WRITTEN EXERCISE »
Below is a set of records; print all of them exactly as written.

INPUT DATA »
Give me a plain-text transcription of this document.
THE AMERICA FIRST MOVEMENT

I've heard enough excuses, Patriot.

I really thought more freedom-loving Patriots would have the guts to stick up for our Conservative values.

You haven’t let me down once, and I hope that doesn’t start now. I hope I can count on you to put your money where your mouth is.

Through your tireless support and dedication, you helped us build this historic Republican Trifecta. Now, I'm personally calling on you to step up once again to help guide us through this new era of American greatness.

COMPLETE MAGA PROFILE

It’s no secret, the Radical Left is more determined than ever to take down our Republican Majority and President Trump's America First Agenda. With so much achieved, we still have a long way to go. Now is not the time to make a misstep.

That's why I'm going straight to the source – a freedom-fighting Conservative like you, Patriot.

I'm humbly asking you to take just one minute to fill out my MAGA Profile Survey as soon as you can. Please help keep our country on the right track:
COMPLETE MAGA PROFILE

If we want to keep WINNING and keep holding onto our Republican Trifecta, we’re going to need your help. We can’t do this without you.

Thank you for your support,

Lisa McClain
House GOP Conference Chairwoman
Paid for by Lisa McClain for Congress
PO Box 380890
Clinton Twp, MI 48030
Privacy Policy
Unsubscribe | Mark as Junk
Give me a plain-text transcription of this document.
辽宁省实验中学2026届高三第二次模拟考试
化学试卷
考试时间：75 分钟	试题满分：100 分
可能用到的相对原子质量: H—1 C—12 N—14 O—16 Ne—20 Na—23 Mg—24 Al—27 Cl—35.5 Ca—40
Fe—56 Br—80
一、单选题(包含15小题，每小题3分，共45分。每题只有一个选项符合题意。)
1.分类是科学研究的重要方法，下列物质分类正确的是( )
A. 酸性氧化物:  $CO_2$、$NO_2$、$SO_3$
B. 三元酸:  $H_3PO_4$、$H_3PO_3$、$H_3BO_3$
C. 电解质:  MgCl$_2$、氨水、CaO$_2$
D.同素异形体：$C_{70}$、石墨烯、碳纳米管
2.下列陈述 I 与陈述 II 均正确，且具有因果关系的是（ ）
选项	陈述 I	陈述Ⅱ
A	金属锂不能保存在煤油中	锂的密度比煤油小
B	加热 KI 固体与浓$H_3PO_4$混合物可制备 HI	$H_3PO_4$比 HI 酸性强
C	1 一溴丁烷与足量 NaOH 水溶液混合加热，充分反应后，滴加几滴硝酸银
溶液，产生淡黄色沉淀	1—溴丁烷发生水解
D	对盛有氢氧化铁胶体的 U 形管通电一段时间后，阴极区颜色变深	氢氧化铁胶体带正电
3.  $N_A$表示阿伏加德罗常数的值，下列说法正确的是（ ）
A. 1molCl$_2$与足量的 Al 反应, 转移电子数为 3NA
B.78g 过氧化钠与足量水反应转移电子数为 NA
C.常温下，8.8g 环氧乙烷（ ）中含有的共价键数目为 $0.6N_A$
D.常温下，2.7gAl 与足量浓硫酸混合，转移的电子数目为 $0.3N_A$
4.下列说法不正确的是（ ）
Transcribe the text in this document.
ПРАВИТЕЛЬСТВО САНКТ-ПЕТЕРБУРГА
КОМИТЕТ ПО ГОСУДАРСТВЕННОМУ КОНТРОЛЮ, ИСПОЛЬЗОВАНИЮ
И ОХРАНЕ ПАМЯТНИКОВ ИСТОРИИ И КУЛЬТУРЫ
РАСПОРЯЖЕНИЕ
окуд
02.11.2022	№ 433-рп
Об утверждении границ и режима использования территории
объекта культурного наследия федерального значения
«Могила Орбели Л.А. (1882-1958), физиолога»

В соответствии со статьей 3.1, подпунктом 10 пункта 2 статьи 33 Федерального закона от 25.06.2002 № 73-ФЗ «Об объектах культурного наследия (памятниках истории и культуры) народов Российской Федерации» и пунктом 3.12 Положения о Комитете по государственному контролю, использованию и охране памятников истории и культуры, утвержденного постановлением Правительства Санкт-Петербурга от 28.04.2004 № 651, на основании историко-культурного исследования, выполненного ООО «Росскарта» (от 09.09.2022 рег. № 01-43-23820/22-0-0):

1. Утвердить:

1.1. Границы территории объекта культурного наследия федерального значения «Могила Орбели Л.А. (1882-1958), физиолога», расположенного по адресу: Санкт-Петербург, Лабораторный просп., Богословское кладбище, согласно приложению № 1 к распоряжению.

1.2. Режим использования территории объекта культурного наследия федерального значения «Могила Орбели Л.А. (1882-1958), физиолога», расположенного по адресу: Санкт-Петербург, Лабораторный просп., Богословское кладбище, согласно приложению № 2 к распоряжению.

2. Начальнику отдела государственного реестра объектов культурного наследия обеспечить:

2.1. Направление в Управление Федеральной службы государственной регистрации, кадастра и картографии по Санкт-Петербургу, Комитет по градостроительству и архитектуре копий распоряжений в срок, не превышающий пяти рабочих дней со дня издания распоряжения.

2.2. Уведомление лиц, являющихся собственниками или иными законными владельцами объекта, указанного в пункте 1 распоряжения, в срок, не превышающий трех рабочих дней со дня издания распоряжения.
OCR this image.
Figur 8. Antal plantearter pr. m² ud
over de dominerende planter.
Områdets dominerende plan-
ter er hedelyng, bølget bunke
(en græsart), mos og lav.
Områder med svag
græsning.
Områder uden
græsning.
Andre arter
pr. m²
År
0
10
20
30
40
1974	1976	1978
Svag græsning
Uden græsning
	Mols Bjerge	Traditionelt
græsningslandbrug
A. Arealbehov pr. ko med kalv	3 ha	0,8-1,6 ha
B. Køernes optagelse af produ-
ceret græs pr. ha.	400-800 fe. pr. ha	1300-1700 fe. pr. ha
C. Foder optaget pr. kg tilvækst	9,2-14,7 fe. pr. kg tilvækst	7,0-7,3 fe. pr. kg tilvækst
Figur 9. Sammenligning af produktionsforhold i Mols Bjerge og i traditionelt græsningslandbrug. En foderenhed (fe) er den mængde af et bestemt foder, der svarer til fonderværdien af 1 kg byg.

RESPONSE TO THIS TASK »
Give me a plain-text transcription of this document.
THE AMERICA FIRST MOVEMENT

I've heard enough excuses, Patriot.

I really thought more freedom-loving Patriots would have the guts to stick up for our Conservative values.

You haven’t let me down once, and I hope that doesn’t start now. I hope I can count on you to put your money where your mouth is.

Through your tireless support and dedication, you helped us build this historic Republican Trifecta. Now, I'm personally calling on you to step up once again to help guide us through this new era of American greatness.

COMPLETE MAGA PROFILE

It’s no secret, the Radical Left is more determined than ever to take down our Republican Majority and President Trump's America First Agenda. With so much achieved, we still have a long way to go. Now is not the time to make a misstep.

That's why I'm going straight to the source – a freedom-fighting Conservative like you, Patriot.

I'm humbly asking you to take just one minute to fill out my MAGA Profile Survey as soon as you can. Please help keep our country on the right track:
COMPLETE MAGA PROFILE

If we want to keep WINNING and keep holding onto our Republican Trifecta, we’re going to need your help. We can’t do this without you.

Thank you for your support,

Lisa McClain
House GOP Conference Chairwoman
Paid for by Lisa McClain for Congress
PO Box 380890
Clinton Twp, MI 48030
Privacy Policy
Unsubscribe | Mark as Junk
Give me a plain-text transcription of this document.
辽宁省实验中学2026届高三第二次模拟考试
化学试卷
考试时间：75 分钟	试题满分：100 分
可能用到的相对原子质量: H—1 C—12 N—14 O—16 Ne—20 Na—23 Mg—24 Al—27 Cl—35.5 Ca—40
Fe—56 Br—80
一、单选题(包含15小题，每小题3分，共45分。每题只有一个选项符合题意。)
1.分类是科学研究的重要方法，下列物质分类正确的是( )
A. 酸性氧化物:  $CO_2$、$NO_2$、$SO_3$
B. 三元酸:  $H_3PO_4$、$H_3PO_3$、$H_3BO_3$
C. 电解质:  MgCl$_2$、氨水、CaO$_2$
D.同素异形体：$C_{70}$、石墨烯、碳纳米管
2.下列陈述 I 与陈述 II 均正确，且具有因果关系的是（ ）
选项	陈述 I	陈述Ⅱ
A	金属锂不能保存在煤油中	锂的密度比煤油小
B	加热 KI 固体与浓$H_3PO_4$混合物可制备 HI	$H_3PO_4$比 HI 酸性强
C	1 一溴丁烷与足量 NaOH 水溶液混合加热，充分反应后，滴加几滴硝酸银
溶液，产生淡黄色沉淀	1—溴丁烷发生水解
D	对盛有氢氧化铁胶体的 U 形管通电一段时间后，阴极区颜色变深	氢氧化铁胶体带正电
3.  $N_A$表示阿伏加德罗常数的值，下列说法正确的是（ ）
A. 1molCl$_2$与足量的 Al 反应, 转移电子数为 3NA
B.78g 过氧化钠与足量水反应转移电子数为 NA
C.常温下，8.8g 环氧乙烷（ ）中含有的共价键数目为 $0.6N_A$
D.常温下，2.7gAl 与足量浓硫酸混合，转移的电子数目为 $0.3N_A$
4.下列说法不正确的是（ ）
Transcribe the text in this document.
ПРАВИТЕЛЬСТВО САНКТ-ПЕТЕРБУРГА
КОМИТЕТ ПО ГОСУДАРСТВЕННОМУ КОНТРОЛЮ, ИСПОЛЬЗОВАНИЮ
И ОХРАНЕ ПАМЯТНИКОВ ИСТОРИИ И КУЛЬТУРЫ
РАСПОРЯЖЕНИЕ
окуд
02.11.2022	№ 433-рп
Об утверждении границ и режима использования территории
объекта культурного наследия федерального значения
«Могила Орбели Л.А. (1882-1958), физиолога»

В соответствии со статьей 3.1, подпунктом 10 пункта 2 статьи 33 Федерального закона от 25.06.2002 № 73-ФЗ «Об объектах культурного наследия (памятниках истории и культуры) народов Российской Федерации» и пунктом 3.12 Положения о Комитете по государственному контролю, использованию и охране памятников истории и культуры, утвержденного постановлением Правительства Санкт-Петербурга от 28.04.2004 № 651, на основании историко-культурного исследования, выполненного ООО «Росскарта» (от 09.09.2022 рег. № 01-43-23820/22-0-0):

1. Утвердить:

1.1. Границы территории объекта культурного наследия федерального значения «Могила Орбели Л.А. (1882-1958), физиолога», расположенного по адресу: Санкт-Петербург, Лабораторный просп., Богословское кладбище, согласно приложению № 1 к распоряжению.

1.2. Режим использования территории объекта культурного наследия федерального значения «Могила Орбели Л.А. (1882-1958), физиолога», расположенного по адресу: Санкт-Петербург, Лабораторный просп., Богословское кладбище, согласно приложению № 2 к распоряжению.

2. Начальнику отдела государственного реестра объектов культурного наследия обеспечить:

2.1. Направление в Управление Федеральной службы государственной регистрации, кадастра и картографии по Санкт-Петербургу, Комитет по градостроительству и архитектуре копий распоряжений в срок, не превышающий пяти рабочих дней со дня издания распоряжения.

2.2. Уведомление лиц, являющихся собственниками или иными законными владельцами объекта, указанного в пункте 1 распоряжения, в срок, не превышающий трех рабочих дней со дня издания распоряжения.
OCR this image.
Figur 8. Antal plantearter pr. m² ud
over de dominerende planter.
Områdets dominerende plan-
ter er hedelyng, bølget bunke
(en græsart), mos og lav.
Områder med svag
græsning.
Områder uden
græsning.
Andre arter
pr. m²
År
0
10
20
30
40
1974	1976	1978
Svag græsning
Uden græsning
	Mols Bjerge	Traditionelt
græsningslandbrug
A. Arealbehov pr. ko med kalv	3 ha	0,8-1,6 ha
B. Køernes optagelse af produ-
ceret græs pr. ha.	400-800 fe. pr. ha	1300-1700 fe. pr. ha
C. Foder optaget pr. kg tilvækst	9,2-14,7 fe. pr. kg tilvækst	7,0-7,3 fe. pr. kg tilvækst
Figur 9. Sammenligning af produktionsforhold i Mols Bjerge og i traditionelt græsningslandbrug. En foderenhed (fe) er den mængde af et bestemt foder, der svarer til fonderværdien af 1 kg byg.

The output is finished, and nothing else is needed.